PROBLEM STATEMENT => Identify all lines below that hold "Björn" and collect them.

RECORD EXTRACTS =>
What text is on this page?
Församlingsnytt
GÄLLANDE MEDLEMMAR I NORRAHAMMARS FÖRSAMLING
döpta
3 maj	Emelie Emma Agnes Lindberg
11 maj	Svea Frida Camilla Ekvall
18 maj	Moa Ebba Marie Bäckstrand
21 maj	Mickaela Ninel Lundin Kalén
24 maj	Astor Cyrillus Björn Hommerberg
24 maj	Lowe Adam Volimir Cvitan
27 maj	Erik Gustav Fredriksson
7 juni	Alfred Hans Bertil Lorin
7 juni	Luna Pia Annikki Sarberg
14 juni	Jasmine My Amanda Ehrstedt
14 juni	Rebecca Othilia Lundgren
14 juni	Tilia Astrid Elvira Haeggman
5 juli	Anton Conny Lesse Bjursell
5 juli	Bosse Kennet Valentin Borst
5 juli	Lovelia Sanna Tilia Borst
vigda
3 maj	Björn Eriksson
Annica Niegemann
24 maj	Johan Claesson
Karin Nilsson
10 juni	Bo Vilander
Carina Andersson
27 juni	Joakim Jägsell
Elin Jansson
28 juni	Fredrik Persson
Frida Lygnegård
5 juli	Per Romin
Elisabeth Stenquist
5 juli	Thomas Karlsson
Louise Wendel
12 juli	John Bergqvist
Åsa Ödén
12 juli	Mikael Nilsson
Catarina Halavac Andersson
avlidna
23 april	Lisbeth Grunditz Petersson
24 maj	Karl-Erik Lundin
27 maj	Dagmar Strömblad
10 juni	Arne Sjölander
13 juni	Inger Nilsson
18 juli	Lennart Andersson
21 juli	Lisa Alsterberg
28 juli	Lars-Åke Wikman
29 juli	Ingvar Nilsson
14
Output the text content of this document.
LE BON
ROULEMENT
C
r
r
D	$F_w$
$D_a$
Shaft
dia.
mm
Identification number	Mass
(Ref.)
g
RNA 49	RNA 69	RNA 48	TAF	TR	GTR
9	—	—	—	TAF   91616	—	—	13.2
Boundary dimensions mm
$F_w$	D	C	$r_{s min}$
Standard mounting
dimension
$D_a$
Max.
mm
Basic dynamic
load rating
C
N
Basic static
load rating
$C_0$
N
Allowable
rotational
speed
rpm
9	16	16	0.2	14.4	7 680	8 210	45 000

REPLY TO THE TASK =>
24 maj	Astor Cyrillus Björn Hommerberg
3 maj	Björn Eriksson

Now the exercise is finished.